§ Task statement: Retype every entry in its entirety, without alteration.

Records contained in a dataset:
###

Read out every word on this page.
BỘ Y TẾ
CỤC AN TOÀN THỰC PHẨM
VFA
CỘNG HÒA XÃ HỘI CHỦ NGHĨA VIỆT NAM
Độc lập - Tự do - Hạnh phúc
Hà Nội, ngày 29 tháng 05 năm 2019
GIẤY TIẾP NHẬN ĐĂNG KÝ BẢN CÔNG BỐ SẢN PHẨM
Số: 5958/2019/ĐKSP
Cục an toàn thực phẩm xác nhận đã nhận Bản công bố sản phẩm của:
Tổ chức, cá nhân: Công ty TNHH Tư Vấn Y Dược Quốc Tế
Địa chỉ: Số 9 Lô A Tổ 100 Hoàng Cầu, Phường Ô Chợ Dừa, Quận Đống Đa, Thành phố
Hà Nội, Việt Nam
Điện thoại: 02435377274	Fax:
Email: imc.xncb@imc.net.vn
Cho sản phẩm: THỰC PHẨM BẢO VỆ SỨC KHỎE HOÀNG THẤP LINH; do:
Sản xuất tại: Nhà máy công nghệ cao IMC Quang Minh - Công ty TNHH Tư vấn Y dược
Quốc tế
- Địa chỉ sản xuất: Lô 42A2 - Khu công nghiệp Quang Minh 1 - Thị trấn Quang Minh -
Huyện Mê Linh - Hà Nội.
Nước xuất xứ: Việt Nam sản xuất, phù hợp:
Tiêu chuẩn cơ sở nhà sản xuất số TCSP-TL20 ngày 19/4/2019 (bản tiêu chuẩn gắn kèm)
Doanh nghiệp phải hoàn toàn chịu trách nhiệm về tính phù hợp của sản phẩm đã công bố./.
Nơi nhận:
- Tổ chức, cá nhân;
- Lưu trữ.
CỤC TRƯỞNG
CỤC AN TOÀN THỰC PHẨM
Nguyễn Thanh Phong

###

§ Exercise answer:
Read out every word on this page.
BỘ Y TẾ
CỤC AN TOÀN THỰC PHẨM
VFA
CỘNG HÒA XÃ HỘI CHỦ NGHĨA VIỆT NAM
Độc lập - Tự do - Hạnh phúc
Hà Nội, ngày 29 tháng 05 năm 2019
GIẤY TIẾP NHẬN ĐĂNG KÝ BẢN CÔNG BỐ SẢN PHẨM
Số: 5958/2019/ĐKSP
Cục an toàn thực phẩm xác nhận đã nhận Bản công bố sản phẩm của:
Tổ chức, cá nhân: Công ty TNHH Tư Vấn Y Dược Quốc Tế
Địa chỉ: Số 9 Lô A Tổ 100 Hoàng Cầu, Phường Ô Chợ Dừa, Quận Đống Đa, Thành phố
Hà Nội, Việt Nam
Điện thoại: 02435377274	Fax:
Email: imc.xncb@imc.net.vn
Cho sản phẩm: THỰC PHẨM BẢO VỆ SỨC KHỎE HOÀNG THẤP LINH; do:
Sản xuất tại: Nhà máy công nghệ cao IMC Quang Minh - Công ty TNHH Tư vấn Y dược
Quốc tế
- Địa chỉ sản xuất: Lô 42A2 - Khu công nghiệp Quang Minh 1 - Thị trấn Quang Minh -
Huyện Mê Linh - Hà Nội.
Nước xuất xứ: Việt Nam sản xuất, phù hợp:
Tiêu chuẩn cơ sở nhà sản xuất số TCSP-TL20 ngày 19/4/2019 (bản tiêu chuẩn gắn kèm)
Doanh nghiệp phải hoàn toàn chịu trách nhiệm về tính phù hợp của sản phẩm đã công bố./.
Nơi nhận:
- Tổ chức, cá nhân;
- Lưu trữ.
CỤC TRƯỞNG
CỤC AN TOÀN THỰC PHẨM
Nguyễn Thanh Phong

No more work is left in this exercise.